Written problem:
Reproduce every entry exactly.

Saved entries
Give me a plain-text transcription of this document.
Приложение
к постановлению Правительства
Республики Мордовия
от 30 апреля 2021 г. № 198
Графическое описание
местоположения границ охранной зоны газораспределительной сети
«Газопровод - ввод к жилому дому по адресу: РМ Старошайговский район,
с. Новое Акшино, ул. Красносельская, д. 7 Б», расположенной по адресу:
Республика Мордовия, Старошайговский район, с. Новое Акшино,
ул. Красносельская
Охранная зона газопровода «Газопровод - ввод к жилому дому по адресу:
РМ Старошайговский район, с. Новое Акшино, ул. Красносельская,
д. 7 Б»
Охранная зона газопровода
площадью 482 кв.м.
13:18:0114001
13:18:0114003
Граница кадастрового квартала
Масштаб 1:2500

Correct result:
Give me a plain-text transcription of this document.
Приложение
к постановлению Правительства
Республики Мордовия
от 30 апреля 2021 г. № 198
Графическое описание
местоположения границ охранной зоны газораспределительной сети
«Газопровод - ввод к жилому дому по адресу: РМ Старошайговский район,
с. Новое Акшино, ул. Красносельская, д. 7 Б», расположенной по адресу:
Республика Мордовия, Старошайговский район, с. Новое Акшино,
ул. Красносельская
Охранная зона газопровода «Газопровод - ввод к жилому дому по адресу:
РМ Старошайговский район, с. Новое Акшино, ул. Красносельская,
д. 7 Б»
Охранная зона газопровода
площадью 482 кв.м.
13:18:0114001
13:18:0114003
Граница кадастрового квартала
Масштаб 1:2500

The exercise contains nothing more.